— Start Supplied material —

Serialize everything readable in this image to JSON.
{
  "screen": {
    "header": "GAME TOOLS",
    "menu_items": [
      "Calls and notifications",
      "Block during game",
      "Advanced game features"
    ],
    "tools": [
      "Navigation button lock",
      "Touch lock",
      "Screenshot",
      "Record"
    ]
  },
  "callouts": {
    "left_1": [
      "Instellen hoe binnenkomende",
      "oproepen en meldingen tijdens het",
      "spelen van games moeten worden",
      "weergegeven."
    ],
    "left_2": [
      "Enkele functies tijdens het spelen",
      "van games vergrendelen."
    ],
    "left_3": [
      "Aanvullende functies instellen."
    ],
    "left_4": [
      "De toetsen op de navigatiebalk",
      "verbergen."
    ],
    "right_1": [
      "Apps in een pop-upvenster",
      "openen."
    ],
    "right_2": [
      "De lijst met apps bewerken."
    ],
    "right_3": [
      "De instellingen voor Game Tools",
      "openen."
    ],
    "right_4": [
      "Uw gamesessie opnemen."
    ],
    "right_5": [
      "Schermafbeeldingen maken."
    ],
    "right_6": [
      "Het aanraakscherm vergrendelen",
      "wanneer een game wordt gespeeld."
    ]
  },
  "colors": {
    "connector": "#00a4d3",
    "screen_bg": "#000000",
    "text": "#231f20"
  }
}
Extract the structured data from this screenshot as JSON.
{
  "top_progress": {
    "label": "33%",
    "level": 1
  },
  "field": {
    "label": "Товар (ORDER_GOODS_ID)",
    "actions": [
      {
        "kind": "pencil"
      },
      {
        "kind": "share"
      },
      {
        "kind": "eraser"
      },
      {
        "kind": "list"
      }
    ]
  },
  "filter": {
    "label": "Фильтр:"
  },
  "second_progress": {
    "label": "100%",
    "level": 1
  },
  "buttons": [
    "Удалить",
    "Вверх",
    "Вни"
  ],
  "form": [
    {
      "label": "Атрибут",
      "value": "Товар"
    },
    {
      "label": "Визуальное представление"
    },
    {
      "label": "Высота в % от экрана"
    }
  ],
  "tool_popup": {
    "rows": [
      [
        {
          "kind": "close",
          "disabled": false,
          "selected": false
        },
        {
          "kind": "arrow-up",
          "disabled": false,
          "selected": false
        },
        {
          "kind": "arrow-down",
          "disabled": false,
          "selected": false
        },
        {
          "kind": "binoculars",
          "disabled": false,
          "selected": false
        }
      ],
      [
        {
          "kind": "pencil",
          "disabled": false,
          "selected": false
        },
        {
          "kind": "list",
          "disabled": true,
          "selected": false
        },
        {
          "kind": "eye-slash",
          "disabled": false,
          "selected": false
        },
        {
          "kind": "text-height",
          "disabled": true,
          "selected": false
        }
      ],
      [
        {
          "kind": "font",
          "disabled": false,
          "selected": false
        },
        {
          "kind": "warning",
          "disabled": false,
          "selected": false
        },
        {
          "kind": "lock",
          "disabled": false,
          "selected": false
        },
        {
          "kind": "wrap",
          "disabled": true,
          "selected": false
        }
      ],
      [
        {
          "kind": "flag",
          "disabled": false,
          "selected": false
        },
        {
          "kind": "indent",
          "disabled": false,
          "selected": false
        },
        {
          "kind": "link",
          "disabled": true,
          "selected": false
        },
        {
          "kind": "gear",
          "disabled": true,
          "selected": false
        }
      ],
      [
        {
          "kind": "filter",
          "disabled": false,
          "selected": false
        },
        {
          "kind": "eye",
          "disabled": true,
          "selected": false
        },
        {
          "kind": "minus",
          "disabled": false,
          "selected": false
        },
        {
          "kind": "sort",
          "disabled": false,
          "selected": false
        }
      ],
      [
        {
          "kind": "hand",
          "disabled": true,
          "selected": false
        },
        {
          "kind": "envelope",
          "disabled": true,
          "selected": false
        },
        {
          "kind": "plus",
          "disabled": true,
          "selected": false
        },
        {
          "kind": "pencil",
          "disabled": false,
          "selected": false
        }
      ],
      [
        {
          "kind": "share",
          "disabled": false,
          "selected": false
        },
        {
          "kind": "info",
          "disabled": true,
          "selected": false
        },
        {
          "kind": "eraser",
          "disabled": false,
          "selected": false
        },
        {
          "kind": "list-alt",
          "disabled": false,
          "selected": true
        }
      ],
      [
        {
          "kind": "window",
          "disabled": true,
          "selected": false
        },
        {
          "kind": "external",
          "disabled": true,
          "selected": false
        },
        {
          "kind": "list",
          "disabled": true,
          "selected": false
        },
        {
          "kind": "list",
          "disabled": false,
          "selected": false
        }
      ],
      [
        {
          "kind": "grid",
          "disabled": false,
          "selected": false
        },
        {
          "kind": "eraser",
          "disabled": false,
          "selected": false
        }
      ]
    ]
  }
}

— End Supplied material —

* [What is asked] Retype the material above, line by line, exactly.

* [In response]
Serialize everything readable in this image to JSON.
{
  "screen": {
    "header": "GAME TOOLS",
    "menu_items": [
      "Calls and notifications",
      "Block during game",
      "Advanced game features"
    ],
    "tools": [
      "Navigation button lock",
      "Touch lock",
      "Screenshot",
      "Record"
    ]
  },
  "callouts": {
    "left_1": [
      "Instellen hoe binnenkomende",
      "oproepen en meldingen tijdens het",
      "spelen van games moeten worden",
      "weergegeven."
    ],
    "left_2": [
      "Enkele functies tijdens het spelen",
      "van games vergrendelen."
    ],
    "left_3": [
      "Aanvullende functies instellen."
    ],
    "left_4": [
      "De toetsen op de navigatiebalk",
      "verbergen."
    ],
    "right_1": [
      "Apps in een pop-upvenster",
      "openen."
    ],
    "right_2": [
      "De lijst met apps bewerken."
    ],
    "right_3": [
      "De instellingen voor Game Tools",
      "openen."
    ],
    "right_4": [
      "Uw gamesessie opnemen."
    ],
    "right_5": [
      "Schermafbeeldingen maken."
    ],
    "right_6": [
      "Het aanraakscherm vergrendelen",
      "wanneer een game wordt gespeeld."
    ]
  },
  "colors": {
    "connector": "#00a4d3",
    "screen_bg": "#000000",
    "text": "#231f20"
  }
}
Extract the structured data from this screenshot as JSON.
{
  "top_progress": {
    "label": "33%",
    "level": 1
  },
  "field": {
    "label": "Товар (ORDER_GOODS_ID)",
    "actions": [
      {
        "kind": "pencil"
      },
      {
        "kind": "share"
      },
      {
        "kind": "eraser"
      },
      {
        "kind": "list"
      }
    ]
  },
  "filter": {
    "label": "Фильтр:"
  },
  "second_progress": {
    "label": "100%",
    "level": 1
  },
  "buttons": [
    "Удалить",
    "Вверх",
    "Вни"
  ],
  "form": [
    {
      "label": "Атрибут",
      "value": "Товар"
    },
    {
      "label": "Визуальное представление"
    },
    {
      "label": "Высота в % от экрана"
    }
  ],
  "tool_popup": {
    "rows": [
      [
        {
          "kind": "close",
          "disabled": false,
          "selected": false
        },
        {
          "kind": "arrow-up",
          "disabled": false,
          "selected": false
        },
        {
          "kind": "arrow-down",
          "disabled": false,
          "selected": false
        },
        {
          "kind": "binoculars",
          "disabled": false,
          "selected": false
        }
      ],
      [
        {
          "kind": "pencil",
          "disabled": false,
          "selected": false
        },
        {
          "kind": "list",
          "disabled": true,
          "selected": false
        },
        {
          "kind": "eye-slash",
          "disabled": false,
          "selected": false
        },
        {
          "kind": "text-height",
          "disabled": true,
          "selected": false
        }
      ],
      [
        {
          "kind": "font",
          "disabled": false,
          "selected": false
        },
        {
          "kind": "warning",
          "disabled": false,
          "selected": false
        },
        {
          "kind": "lock",
          "disabled": false,
          "selected": false
        },
        {
          "kind": "wrap",
          "disabled": true,
          "selected": false
        }
      ],
      [
        {
          "kind": "flag",
          "disabled": false,
          "selected": false
        },
        {
          "kind": "indent",
          "disabled": false,
          "selected": false
        },
        {
          "kind": "link",
          "disabled": true,
          "selected": false
        },
        {
          "kind": "gear",
          "disabled": true,
          "selected": false
        }
      ],
      [
        {
          "kind": "filter",
          "disabled": false,
          "selected": false
        },
        {
          "kind": "eye",
          "disabled": true,
          "selected": false
        },
        {
          "kind": "minus",
          "disabled": false,
          "selected": false
        },
        {
          "kind": "sort",
          "disabled": false,
          "selected": false
        }
      ],
      [
        {
          "kind": "hand",
          "disabled": true,
          "selected": false
        },
        {
          "kind": "envelope",
          "disabled": true,
          "selected": false
        },
        {
          "kind": "plus",
          "disabled": true,
          "selected": false
        },
        {
          "kind": "pencil",
          "disabled": false,
          "selected": false
        }
      ],
      [
        {
          "kind": "share",
          "disabled": false,
          "selected": false
        },
        {
          "kind": "info",
          "disabled": true,
          "selected": false
        },
        {
          "kind": "eraser",
          "disabled": false,
          "selected": false
        },
        {
          "kind": "list-alt",
          "disabled": false,
          "selected": true
        }
      ],
      [
        {
          "kind": "window",
          "disabled": true,
          "selected": false
        },
        {
          "kind": "external",
          "disabled": true,
          "selected": false
        },
        {
          "kind": "list",
          "disabled": true,
          "selected": false
        },
        {
          "kind": "list",
          "disabled": false,
          "selected": false
        }
      ],
      [
        {
          "kind": "grid",
          "disabled": false,
          "selected": false
        },
        {
          "kind": "eraser",
          "disabled": false,
          "selected": false
        }
      ]
    ]
  }
}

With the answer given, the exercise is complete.